WORK TO COMPLETE => Can you write out all of the material below, word for word?

SUPPLIED DATA =>
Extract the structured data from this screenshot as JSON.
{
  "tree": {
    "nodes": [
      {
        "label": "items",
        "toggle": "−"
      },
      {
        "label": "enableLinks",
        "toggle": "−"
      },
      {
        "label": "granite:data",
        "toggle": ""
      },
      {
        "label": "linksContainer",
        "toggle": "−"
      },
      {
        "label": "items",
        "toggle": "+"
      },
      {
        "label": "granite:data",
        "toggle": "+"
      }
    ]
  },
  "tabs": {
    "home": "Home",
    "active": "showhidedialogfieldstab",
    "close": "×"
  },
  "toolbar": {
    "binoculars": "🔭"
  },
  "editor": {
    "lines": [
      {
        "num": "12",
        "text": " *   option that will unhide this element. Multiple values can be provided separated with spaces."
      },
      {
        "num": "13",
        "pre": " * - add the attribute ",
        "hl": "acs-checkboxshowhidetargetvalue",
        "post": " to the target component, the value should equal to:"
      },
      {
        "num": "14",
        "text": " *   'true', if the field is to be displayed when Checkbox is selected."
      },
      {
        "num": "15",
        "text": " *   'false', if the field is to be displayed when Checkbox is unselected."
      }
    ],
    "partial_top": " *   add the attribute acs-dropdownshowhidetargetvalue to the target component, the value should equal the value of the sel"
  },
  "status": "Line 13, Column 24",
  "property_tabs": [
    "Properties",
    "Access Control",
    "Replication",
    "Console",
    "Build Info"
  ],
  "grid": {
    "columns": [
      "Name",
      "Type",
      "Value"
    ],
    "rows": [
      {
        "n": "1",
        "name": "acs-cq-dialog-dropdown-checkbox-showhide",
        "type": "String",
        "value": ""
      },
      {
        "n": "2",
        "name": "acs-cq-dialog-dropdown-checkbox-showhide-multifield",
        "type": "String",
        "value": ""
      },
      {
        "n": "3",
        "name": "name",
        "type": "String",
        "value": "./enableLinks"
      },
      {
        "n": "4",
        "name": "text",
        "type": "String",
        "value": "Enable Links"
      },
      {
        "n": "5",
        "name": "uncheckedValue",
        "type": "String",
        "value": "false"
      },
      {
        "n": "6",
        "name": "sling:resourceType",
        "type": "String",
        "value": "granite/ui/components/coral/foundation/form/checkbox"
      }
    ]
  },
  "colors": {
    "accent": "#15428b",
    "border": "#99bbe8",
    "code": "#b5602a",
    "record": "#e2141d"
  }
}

SOLUTION BELOW =>
Extract the structured data from this screenshot as JSON.
{
  "tree": {
    "nodes": [
      {
        "label": "items",
        "toggle": "−"
      },
      {
        "label": "enableLinks",
        "toggle": "−"
      },
      {
        "label": "granite:data",
        "toggle": ""
      },
      {
        "label": "linksContainer",
        "toggle": "−"
      },
      {
        "label": "items",
        "toggle": "+"
      },
      {
        "label": "granite:data",
        "toggle": "+"
      }
    ]
  },
  "tabs": {
    "home": "Home",
    "active": "showhidedialogfieldstab",
    "close": "×"
  },
  "toolbar": {
    "binoculars": "🔭"
  },
  "editor": {
    "lines": [
      {
        "num": "12",
        "text": " *   option that will unhide this element. Multiple values can be provided separated with spaces."
      },
      {
        "num": "13",
        "pre": " * - add the attribute ",
        "hl": "acs-checkboxshowhidetargetvalue",
        "post": " to the target component, the value should equal to:"
      },
      {
        "num": "14",
        "text": " *   'true', if the field is to be displayed when Checkbox is selected."
      },
      {
        "num": "15",
        "text": " *   'false', if the field is to be displayed when Checkbox is unselected."
      }
    ],
    "partial_top": " *   add the attribute acs-dropdownshowhidetargetvalue to the target component, the value should equal the value of the sel"
  },
  "status": "Line 13, Column 24",
  "property_tabs": [
    "Properties",
    "Access Control",
    "Replication",
    "Console",
    "Build Info"
  ],
  "grid": {
    "columns": [
      "Name",
      "Type",
      "Value"
    ],
    "rows": [
      {
        "n": "1",
        "name": "acs-cq-dialog-dropdown-checkbox-showhide",
        "type": "String",
        "value": ""
      },
      {
        "n": "2",
        "name": "acs-cq-dialog-dropdown-checkbox-showhide-multifield",
        "type": "String",
        "value": ""
      },
      {
        "n": "3",
        "name": "name",
        "type": "String",
        "value": "./enableLinks"
      },
      {
        "n": "4",
        "name": "text",
        "type": "String",
        "value": "Enable Links"
      },
      {
        "n": "5",
        "name": "uncheckedValue",
        "type": "String",
        "value": "false"
      },
      {
        "n": "6",
        "name": "sling:resourceType",
        "type": "String",
        "value": "granite/ui/components/coral/foundation/form/checkbox"
      }
    ]
  },
  "colors": {
    "accent": "#15428b",
    "border": "#99bbe8",
    "code": "#b5602a",
    "record": "#e2141d"
  }
}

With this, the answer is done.